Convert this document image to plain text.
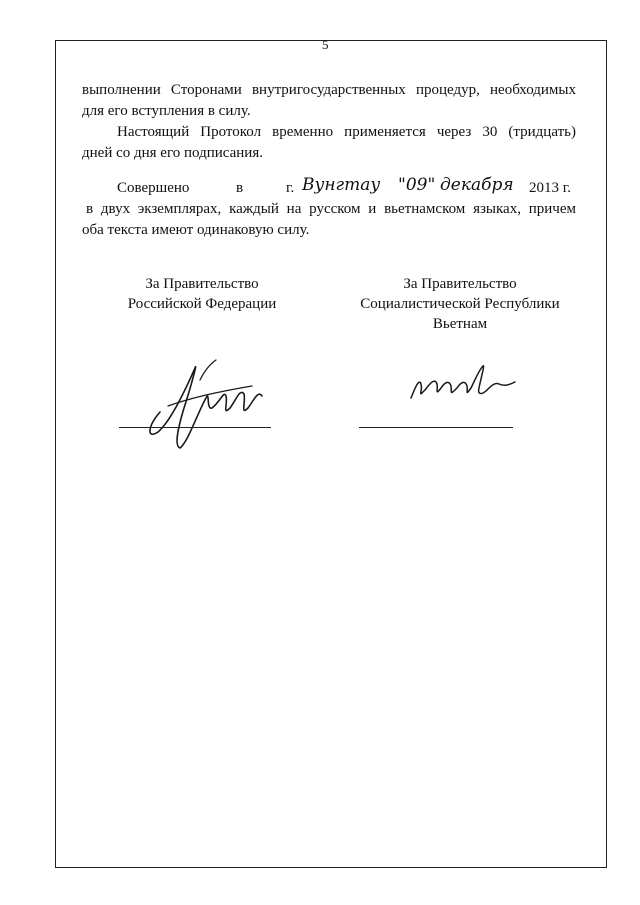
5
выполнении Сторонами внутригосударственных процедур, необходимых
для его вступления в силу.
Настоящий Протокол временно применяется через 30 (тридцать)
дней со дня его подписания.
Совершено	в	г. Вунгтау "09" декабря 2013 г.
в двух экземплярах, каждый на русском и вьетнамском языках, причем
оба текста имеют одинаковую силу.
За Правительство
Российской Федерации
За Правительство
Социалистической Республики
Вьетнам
.....
Written instruction: Reproduce every line above as written, skipping pictures.

Solved problem:
Convert this document image to plain text.
5
выполнении Сторонами внутригосударственных процедур, необходимых
для его вступления в силу.
Настоящий Протокол временно применяется через 30 (тридцать)
дней со дня его подписания.
Совершено	в	г. Вунгтау "09" декабря 2013 г.
в двух экземплярах, каждый на русском и вьетнамском языках, причем
оба текста имеют одинаковую силу.
За Правительство
Российской Федерации
За Правительство
Социалистической Республики
Вьетнам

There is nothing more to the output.